[PROBLEM STATEMENT] Report back each line of the records that contains the string "between".

[MATERIAL FOR THIS TASK]

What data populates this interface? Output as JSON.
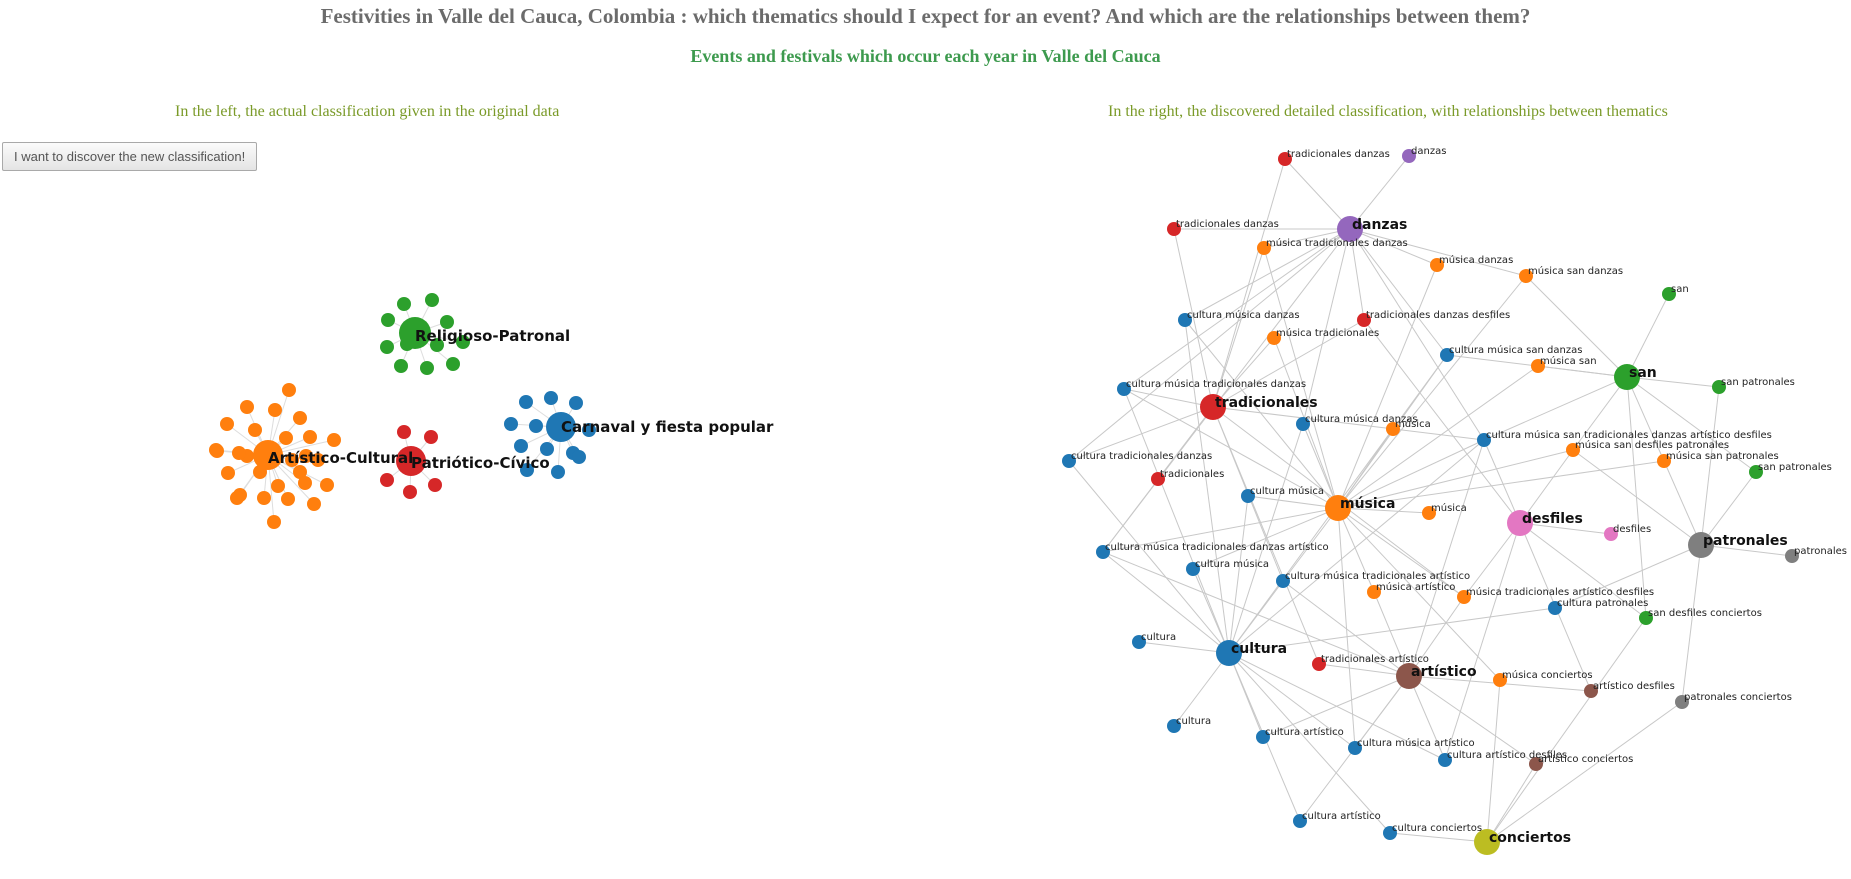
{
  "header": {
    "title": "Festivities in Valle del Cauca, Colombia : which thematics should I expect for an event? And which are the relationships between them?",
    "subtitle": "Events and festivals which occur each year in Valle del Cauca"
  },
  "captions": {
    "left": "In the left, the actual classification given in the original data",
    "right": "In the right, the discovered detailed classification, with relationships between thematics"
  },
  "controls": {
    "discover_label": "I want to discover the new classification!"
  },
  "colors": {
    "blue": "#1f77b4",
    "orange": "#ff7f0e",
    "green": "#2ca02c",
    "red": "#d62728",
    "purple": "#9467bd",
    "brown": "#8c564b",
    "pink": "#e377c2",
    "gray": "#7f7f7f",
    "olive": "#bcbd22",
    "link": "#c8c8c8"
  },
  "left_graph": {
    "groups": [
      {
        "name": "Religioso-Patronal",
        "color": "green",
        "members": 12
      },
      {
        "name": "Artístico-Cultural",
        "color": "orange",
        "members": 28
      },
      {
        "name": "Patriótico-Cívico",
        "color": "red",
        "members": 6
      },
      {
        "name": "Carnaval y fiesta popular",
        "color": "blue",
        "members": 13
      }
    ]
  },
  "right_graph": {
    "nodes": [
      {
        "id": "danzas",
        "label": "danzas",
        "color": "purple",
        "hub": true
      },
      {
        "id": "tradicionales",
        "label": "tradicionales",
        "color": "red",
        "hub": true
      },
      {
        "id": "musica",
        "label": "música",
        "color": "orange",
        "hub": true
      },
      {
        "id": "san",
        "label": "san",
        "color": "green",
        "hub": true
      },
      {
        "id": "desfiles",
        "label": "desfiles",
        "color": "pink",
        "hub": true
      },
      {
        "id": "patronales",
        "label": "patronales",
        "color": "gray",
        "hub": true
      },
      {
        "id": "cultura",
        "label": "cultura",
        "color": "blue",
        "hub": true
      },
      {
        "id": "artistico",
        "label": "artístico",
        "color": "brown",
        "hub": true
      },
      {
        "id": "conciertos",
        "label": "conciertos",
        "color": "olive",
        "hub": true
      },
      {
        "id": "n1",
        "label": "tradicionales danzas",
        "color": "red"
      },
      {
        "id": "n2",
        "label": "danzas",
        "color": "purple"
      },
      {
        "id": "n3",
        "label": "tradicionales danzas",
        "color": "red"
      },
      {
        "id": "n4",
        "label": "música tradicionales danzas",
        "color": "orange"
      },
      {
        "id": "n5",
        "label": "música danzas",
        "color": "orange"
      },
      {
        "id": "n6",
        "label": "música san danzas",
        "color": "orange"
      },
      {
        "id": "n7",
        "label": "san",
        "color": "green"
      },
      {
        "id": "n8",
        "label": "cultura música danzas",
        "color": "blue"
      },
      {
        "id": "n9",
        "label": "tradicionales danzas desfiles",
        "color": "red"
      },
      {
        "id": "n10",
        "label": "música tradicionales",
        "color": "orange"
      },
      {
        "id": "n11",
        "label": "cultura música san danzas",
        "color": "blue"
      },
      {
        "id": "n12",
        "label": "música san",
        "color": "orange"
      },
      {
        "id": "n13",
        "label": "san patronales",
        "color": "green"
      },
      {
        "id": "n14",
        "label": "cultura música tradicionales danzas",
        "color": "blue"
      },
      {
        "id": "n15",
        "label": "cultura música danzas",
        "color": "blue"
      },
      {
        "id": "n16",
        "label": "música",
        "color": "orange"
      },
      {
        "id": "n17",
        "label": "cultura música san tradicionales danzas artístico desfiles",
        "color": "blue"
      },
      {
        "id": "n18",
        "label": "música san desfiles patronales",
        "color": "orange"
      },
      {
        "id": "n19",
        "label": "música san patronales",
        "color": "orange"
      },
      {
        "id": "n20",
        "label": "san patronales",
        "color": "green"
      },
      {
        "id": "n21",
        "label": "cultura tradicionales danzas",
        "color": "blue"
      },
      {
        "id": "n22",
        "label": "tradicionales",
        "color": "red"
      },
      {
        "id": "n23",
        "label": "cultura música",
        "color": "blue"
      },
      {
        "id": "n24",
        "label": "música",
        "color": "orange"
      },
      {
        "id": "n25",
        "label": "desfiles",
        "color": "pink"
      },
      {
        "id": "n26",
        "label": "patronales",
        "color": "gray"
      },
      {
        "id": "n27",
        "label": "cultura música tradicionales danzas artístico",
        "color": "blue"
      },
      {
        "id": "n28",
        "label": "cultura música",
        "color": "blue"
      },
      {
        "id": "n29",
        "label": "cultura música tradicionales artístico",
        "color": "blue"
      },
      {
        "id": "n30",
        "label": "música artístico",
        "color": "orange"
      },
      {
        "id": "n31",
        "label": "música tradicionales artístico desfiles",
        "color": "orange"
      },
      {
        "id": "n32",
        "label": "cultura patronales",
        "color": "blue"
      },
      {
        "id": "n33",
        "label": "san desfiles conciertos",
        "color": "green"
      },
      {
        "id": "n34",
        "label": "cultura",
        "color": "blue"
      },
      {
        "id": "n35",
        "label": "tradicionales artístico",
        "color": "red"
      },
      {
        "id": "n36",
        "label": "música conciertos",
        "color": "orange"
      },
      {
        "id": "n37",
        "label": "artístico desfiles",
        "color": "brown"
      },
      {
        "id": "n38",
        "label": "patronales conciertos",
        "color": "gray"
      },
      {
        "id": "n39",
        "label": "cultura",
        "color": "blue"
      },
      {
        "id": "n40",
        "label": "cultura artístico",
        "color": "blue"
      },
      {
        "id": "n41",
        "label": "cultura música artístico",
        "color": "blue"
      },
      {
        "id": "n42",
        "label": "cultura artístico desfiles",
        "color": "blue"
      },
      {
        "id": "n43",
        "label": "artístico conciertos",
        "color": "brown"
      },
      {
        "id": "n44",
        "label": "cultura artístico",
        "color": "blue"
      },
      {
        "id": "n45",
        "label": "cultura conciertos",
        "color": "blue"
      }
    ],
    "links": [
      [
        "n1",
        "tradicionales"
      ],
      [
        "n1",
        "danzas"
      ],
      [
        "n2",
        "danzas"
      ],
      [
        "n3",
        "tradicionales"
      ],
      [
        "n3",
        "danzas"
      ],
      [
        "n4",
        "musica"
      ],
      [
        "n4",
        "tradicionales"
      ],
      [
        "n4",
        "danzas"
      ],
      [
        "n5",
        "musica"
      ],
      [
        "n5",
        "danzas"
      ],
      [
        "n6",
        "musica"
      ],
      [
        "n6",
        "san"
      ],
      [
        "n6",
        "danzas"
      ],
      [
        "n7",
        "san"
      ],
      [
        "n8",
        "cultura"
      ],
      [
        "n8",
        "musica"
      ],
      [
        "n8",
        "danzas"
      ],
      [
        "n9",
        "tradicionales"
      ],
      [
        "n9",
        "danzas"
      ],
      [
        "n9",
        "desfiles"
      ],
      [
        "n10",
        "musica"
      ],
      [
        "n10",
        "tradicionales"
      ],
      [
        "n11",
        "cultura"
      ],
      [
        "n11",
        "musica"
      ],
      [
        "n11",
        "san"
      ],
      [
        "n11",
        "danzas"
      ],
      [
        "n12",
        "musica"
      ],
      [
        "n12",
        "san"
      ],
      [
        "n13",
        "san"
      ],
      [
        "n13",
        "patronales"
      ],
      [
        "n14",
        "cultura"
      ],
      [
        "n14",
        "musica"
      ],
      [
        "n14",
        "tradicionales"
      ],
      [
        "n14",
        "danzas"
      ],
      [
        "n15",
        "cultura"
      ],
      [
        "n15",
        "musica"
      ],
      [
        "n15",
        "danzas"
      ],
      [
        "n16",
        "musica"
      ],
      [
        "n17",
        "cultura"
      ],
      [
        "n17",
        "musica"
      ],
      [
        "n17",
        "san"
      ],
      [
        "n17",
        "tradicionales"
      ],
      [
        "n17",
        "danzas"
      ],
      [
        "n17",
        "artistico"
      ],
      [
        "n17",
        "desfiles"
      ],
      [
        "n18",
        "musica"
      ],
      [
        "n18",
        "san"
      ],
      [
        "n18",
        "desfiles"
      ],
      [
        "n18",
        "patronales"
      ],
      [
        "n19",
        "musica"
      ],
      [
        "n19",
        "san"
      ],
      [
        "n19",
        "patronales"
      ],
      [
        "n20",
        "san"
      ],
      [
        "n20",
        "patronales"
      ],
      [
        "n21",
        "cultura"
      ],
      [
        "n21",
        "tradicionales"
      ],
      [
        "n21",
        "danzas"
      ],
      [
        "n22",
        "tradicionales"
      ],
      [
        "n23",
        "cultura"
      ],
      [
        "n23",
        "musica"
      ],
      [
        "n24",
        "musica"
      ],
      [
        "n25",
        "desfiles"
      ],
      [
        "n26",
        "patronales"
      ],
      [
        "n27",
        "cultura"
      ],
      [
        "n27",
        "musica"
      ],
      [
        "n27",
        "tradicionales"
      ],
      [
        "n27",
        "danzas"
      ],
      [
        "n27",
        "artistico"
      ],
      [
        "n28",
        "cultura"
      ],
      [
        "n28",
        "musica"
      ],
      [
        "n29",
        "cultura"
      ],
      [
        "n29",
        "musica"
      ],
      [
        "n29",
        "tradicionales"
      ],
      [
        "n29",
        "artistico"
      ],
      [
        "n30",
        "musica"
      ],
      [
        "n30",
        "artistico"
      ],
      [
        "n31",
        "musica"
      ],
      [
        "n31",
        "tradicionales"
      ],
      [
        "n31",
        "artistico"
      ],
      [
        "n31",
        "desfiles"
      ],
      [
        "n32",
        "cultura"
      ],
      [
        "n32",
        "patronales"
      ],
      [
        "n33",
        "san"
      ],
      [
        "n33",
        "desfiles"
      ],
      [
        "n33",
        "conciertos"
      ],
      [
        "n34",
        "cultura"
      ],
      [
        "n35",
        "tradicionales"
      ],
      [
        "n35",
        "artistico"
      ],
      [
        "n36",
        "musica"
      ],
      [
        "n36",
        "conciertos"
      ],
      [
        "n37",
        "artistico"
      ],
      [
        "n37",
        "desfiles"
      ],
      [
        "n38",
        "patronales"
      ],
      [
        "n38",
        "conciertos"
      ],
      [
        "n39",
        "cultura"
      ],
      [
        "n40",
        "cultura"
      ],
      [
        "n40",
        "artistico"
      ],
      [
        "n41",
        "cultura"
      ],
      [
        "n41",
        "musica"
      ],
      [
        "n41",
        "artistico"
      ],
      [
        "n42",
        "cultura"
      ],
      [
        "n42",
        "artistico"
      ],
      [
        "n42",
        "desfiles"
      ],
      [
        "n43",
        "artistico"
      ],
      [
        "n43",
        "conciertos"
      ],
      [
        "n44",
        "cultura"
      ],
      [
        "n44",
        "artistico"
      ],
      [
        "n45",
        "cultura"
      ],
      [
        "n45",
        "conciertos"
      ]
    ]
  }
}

* * *

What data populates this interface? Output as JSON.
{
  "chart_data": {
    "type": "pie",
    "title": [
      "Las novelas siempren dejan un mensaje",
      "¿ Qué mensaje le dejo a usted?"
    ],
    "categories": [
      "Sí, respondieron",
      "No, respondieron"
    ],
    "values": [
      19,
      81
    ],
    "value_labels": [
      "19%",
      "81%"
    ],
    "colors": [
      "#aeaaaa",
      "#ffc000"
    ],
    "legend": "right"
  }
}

[EXERCISE ANSWER]
    "title": "Festivities in Valle del Cauca, Colombia : which thematics should I expect for an event? And which are the relationships between them?",
    "right": "In the right, the discovered detailed classification, with relationships between thematics"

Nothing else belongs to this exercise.